* [The problem] Look through the lines below and extract each one that contains "coordinate".

* [Supplied entries]

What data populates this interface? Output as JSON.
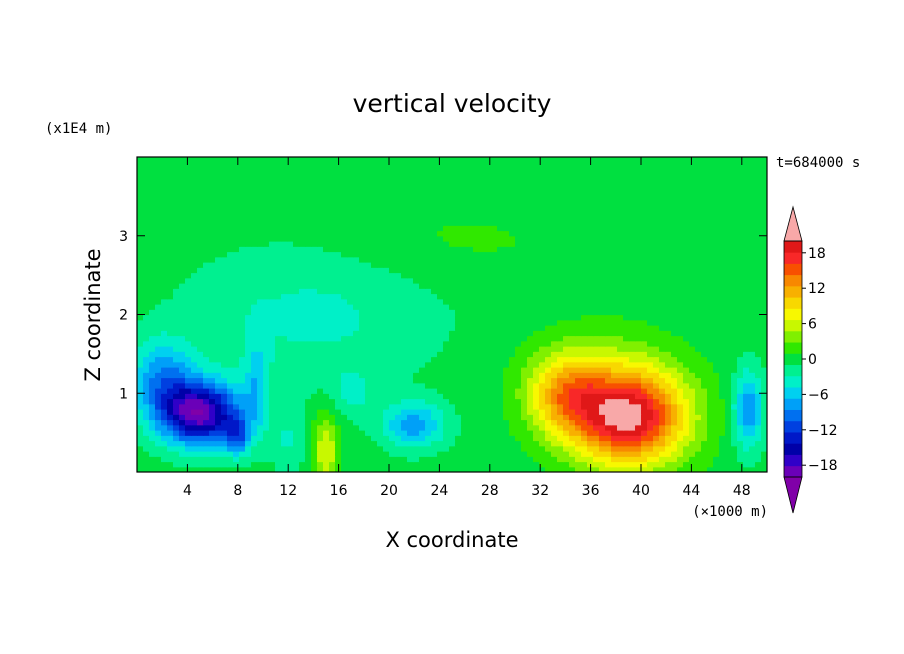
{
  "chart_data": {
    "type": "heatmap",
    "title": "vertical velocity",
    "xlabel": "X coordinate",
    "ylabel": "Z coordinate",
    "x_unit": "(×1000 m)",
    "y_unit": "(x1E4 m)",
    "time_label": "t=684000 s",
    "xlim": [
      0,
      50
    ],
    "ylim": [
      0,
      4
    ],
    "x_ticks": [
      "4",
      "8",
      "12",
      "16",
      "20",
      "24",
      "28",
      "32",
      "36",
      "40",
      "44",
      "48"
    ],
    "x_tick_values": [
      4,
      8,
      12,
      16,
      20,
      24,
      28,
      32,
      36,
      40,
      44,
      48
    ],
    "y_ticks": [
      "1",
      "2",
      "3"
    ],
    "y_tick_values": [
      1,
      2,
      3
    ],
    "colorbar": {
      "labels": [
        "18",
        "12",
        "6",
        "0",
        "−6",
        "−12",
        "−18"
      ],
      "label_values": [
        18,
        12,
        6,
        0,
        -6,
        -12,
        -18
      ],
      "levels": [
        -22,
        -20,
        -18,
        -16,
        -14,
        -12,
        -10,
        -8,
        -6,
        -4,
        -2,
        0,
        2,
        4,
        6,
        8,
        10,
        12,
        14,
        16,
        18,
        20,
        22
      ],
      "colors": [
        "#8000a8",
        "#6a00b8",
        "#3000c8",
        "#0000a8",
        "#0018c8",
        "#0040e0",
        "#0070f0",
        "#00a0f8",
        "#00d0f0",
        "#00f0c8",
        "#00f090",
        "#00e040",
        "#30e800",
        "#80f000",
        "#c8f800",
        "#f8f800",
        "#f8d800",
        "#f8b000",
        "#f88800",
        "#f85000",
        "#f82828",
        "#e01818",
        "#f8a8a8"
      ]
    },
    "features": [
      {
        "x": 5,
        "z": 0.75,
        "sx": 3.2,
        "sz": 0.4,
        "w": -20
      },
      {
        "x": 8,
        "z": 0.45,
        "sx": 1.0,
        "sz": 0.25,
        "w": -8
      },
      {
        "x": 2,
        "z": 1.2,
        "sx": 2.5,
        "sz": 0.5,
        "w": -8
      },
      {
        "x": 9.5,
        "z": 1.1,
        "sx": 1.0,
        "sz": 0.6,
        "w": -5
      },
      {
        "x": 22,
        "z": 0.6,
        "sx": 2.5,
        "sz": 0.3,
        "w": -8
      },
      {
        "x": 17,
        "z": 1.0,
        "sx": 1.8,
        "sz": 0.3,
        "w": -3
      },
      {
        "x": 12,
        "z": 0.4,
        "sx": 1.5,
        "sz": 0.4,
        "w": -3
      },
      {
        "x": 48.5,
        "z": 0.8,
        "sx": 1.2,
        "sz": 0.5,
        "w": -9
      },
      {
        "x": 15,
        "z": 0.3,
        "sx": 1.0,
        "sz": 0.5,
        "w": 7
      },
      {
        "x": 39,
        "z": 0.7,
        "sx": 4.5,
        "sz": 0.6,
        "w": 21
      },
      {
        "x": 34,
        "z": 1.0,
        "sx": 3.0,
        "sz": 0.5,
        "w": 10
      },
      {
        "x": 37,
        "z": 1.5,
        "sx": 6.5,
        "sz": 0.9,
        "w": 3
      },
      {
        "x": 37,
        "z": 2.0,
        "sx": 8.0,
        "sz": 0.6,
        "w": -1.5
      },
      {
        "x": 14,
        "z": 2.0,
        "sx": 10.0,
        "sz": 0.9,
        "w": -3.5
      },
      {
        "x": 25,
        "z": 3.0,
        "sx": 10.0,
        "sz": 0.6,
        "w": 1.5
      },
      {
        "x": 25,
        "z": 3.7,
        "sx": 20.0,
        "sz": 0.5,
        "w": -0.8
      }
    ]
  }
}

* [Correct result]
    "xlabel": "X coordinate",
    "ylabel": "Z coordinate",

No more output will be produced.